• **SUPPLIED MATERIAL**
— BEGIN —

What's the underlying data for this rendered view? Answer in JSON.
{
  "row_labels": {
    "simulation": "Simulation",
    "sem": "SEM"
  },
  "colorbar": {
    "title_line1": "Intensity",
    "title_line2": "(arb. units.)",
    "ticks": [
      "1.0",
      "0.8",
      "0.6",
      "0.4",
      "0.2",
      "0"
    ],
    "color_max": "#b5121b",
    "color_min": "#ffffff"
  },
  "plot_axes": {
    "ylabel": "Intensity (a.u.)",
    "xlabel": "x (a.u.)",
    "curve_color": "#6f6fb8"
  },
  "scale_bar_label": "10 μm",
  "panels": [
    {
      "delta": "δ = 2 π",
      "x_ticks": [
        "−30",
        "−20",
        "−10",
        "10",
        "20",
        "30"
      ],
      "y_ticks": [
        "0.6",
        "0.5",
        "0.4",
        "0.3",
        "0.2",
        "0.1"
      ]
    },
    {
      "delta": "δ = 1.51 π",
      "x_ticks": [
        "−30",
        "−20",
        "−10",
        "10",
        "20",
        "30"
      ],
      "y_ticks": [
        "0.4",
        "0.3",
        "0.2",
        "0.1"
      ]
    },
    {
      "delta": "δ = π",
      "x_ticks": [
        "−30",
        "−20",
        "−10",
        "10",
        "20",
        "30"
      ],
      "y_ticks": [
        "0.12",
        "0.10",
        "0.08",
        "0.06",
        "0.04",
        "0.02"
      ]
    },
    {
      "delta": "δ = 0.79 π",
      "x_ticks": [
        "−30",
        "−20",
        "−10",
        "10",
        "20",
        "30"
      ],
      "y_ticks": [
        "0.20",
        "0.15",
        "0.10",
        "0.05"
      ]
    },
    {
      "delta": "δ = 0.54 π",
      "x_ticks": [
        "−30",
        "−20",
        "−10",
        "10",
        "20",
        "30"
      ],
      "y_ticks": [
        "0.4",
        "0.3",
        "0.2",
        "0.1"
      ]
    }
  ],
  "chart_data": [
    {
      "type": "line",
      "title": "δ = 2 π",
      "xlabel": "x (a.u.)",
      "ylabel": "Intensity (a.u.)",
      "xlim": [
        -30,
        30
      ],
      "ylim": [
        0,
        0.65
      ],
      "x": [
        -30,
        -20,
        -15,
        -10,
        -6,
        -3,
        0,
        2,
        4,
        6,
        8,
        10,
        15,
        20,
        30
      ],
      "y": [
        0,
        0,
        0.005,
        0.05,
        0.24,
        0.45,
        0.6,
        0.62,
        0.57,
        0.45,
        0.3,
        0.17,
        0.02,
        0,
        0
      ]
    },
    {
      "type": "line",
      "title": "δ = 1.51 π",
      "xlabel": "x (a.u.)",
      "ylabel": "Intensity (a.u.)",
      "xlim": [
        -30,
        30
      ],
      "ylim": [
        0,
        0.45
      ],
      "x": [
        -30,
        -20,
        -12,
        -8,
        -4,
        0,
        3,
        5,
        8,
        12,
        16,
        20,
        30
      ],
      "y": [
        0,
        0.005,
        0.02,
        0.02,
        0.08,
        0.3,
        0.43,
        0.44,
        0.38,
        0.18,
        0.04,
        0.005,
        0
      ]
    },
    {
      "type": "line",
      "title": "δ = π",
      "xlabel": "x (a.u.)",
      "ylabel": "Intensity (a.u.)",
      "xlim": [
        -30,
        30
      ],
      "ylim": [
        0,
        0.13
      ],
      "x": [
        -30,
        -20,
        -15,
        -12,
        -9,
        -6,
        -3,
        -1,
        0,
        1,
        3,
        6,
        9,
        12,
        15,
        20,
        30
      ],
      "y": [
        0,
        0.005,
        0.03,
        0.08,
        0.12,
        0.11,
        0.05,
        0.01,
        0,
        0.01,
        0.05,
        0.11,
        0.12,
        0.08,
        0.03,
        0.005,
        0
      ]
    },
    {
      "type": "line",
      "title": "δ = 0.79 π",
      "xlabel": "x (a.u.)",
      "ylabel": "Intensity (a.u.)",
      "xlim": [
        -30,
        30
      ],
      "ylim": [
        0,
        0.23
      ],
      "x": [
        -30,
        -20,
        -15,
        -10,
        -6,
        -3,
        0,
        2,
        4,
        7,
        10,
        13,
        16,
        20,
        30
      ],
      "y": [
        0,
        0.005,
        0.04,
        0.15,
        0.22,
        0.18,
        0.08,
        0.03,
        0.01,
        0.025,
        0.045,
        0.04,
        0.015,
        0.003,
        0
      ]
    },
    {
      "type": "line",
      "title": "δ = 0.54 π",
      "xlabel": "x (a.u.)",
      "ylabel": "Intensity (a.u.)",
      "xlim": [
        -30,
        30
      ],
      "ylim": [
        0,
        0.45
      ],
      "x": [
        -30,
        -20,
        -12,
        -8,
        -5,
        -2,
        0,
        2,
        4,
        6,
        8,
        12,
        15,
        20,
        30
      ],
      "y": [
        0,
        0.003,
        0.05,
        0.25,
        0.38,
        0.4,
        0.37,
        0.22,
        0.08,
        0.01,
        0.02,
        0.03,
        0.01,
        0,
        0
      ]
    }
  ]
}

— END —

• **STATED TASK**
Please quote the data above in full, with no line missing.

• **EXPECTED ANSWER**
What's the underlying data for this rendered view? Answer in JSON.
{
  "row_labels": {
    "simulation": "Simulation",
    "sem": "SEM"
  },
  "colorbar": {
    "title_line1": "Intensity",
    "title_line2": "(arb. units.)",
    "ticks": [
      "1.0",
      "0.8",
      "0.6",
      "0.4",
      "0.2",
      "0"
    ],
    "color_max": "#b5121b",
    "color_min": "#ffffff"
  },
  "plot_axes": {
    "ylabel": "Intensity (a.u.)",
    "xlabel": "x (a.u.)",
    "curve_color": "#6f6fb8"
  },
  "scale_bar_label": "10 μm",
  "panels": [
    {
      "delta": "δ = 2 π",
      "x_ticks": [
        "−30",
        "−20",
        "−10",
        "10",
        "20",
        "30"
      ],
      "y_ticks": [
        "0.6",
        "0.5",
        "0.4",
        "0.3",
        "0.2",
        "0.1"
      ]
    },
    {
      "delta": "δ = 1.51 π",
      "x_ticks": [
        "−30",
        "−20",
        "−10",
        "10",
        "20",
        "30"
      ],
      "y_ticks": [
        "0.4",
        "0.3",
        "0.2",
        "0.1"
      ]
    },
    {
      "delta": "δ = π",
      "x_ticks": [
        "−30",
        "−20",
        "−10",
        "10",
        "20",
        "30"
      ],
      "y_ticks": [
        "0.12",
        "0.10",
        "0.08",
        "0.06",
        "0.04",
        "0.02"
      ]
    },
    {
      "delta": "δ = 0.79 π",
      "x_ticks": [
        "−30",
        "−20",
        "−10",
        "10",
        "20",
        "30"
      ],
      "y_ticks": [
        "0.20",
        "0.15",
        "0.10",
        "0.05"
      ]
    },
    {
      "delta": "δ = 0.54 π",
      "x_ticks": [
        "−30",
        "−20",
        "−10",
        "10",
        "20",
        "30"
      ],
      "y_ticks": [
        "0.4",
        "0.3",
        "0.2",
        "0.1"
      ]
    }
  ],
  "chart_data": [
    {
      "type": "line",
      "title": "δ = 2 π",
      "xlabel": "x (a.u.)",
      "ylabel": "Intensity (a.u.)",
      "xlim": [
        -30,
        30
      ],
      "ylim": [
        0,
        0.65
      ],
      "x": [
        -30,
        -20,
        -15,
        -10,
        -6,
        -3,
        0,
        2,
        4,
        6,
        8,
        10,
        15,
        20,
        30
      ],
      "y": [
        0,
        0,
        0.005,
        0.05,
        0.24,
        0.45,
        0.6,
        0.62,
        0.57,
        0.45,
        0.3,
        0.17,
        0.02,
        0,
        0
      ]
    },
    {
      "type": "line",
      "title": "δ = 1.51 π",
      "xlabel": "x (a.u.)",
      "ylabel": "Intensity (a.u.)",
      "xlim": [
        -30,
        30
      ],
      "ylim": [
        0,
        0.45
      ],
      "x": [
        -30,
        -20,
        -12,
        -8,
        -4,
        0,
        3,
        5,
        8,
        12,
        16,
        20,
        30
      ],
      "y": [
        0,
        0.005,
        0.02,
        0.02,
        0.08,
        0.3,
        0.43,
        0.44,
        0.38,
        0.18,
        0.04,
        0.005,
        0
      ]
    },
    {
      "type": "line",
      "title": "δ = π",
      "xlabel": "x (a.u.)",
      "ylabel": "Intensity (a.u.)",
      "xlim": [
        -30,
        30
      ],
      "ylim": [
        0,
        0.13
      ],
      "x": [
        -30,
        -20,
        -15,
        -12,
        -9,
        -6,
        -3,
        -1,
        0,
        1,
        3,
        6,
        9,
        12,
        15,
        20,
        30
      ],
      "y": [
        0,
        0.005,
        0.03,
        0.08,
        0.12,
        0.11,
        0.05,
        0.01,
        0,
        0.01,
        0.05,
        0.11,
        0.12,
        0.08,
        0.03,
        0.005,
        0
      ]
    },
    {
      "type": "line",
      "title": "δ = 0.79 π",
      "xlabel": "x (a.u.)",
      "ylabel": "Intensity (a.u.)",
      "xlim": [
        -30,
        30
      ],
      "ylim": [
        0,
        0.23
      ],
      "x": [
        -30,
        -20,
        -15,
        -10,
        -6,
        -3,
        0,
        2,
        4,
        7,
        10,
        13,
        16,
        20,
        30
      ],
      "y": [
        0,
        0.005,
        0.04,
        0.15,
        0.22,
        0.18,
        0.08,
        0.03,
        0.01,
        0.025,
        0.045,
        0.04,
        0.015,
        0.003,
        0
      ]
    },
    {
      "type": "line",
      "title": "δ = 0.54 π",
      "xlabel": "x (a.u.)",
      "ylabel": "Intensity (a.u.)",
      "xlim": [
        -30,
        30
      ],
      "ylim": [
        0,
        0.45
      ],
      "x": [
        -30,
        -20,
        -12,
        -8,
        -5,
        -2,
        0,
        2,
        4,
        6,
        8,
        12,
        15,
        20,
        30
      ],
      "y": [
        0,
        0.003,
        0.05,
        0.25,
        0.38,
        0.4,
        0.37,
        0.22,
        0.08,
        0.01,
        0.02,
        0.03,
        0.01,
        0,
        0
      ]
    }
  ]
}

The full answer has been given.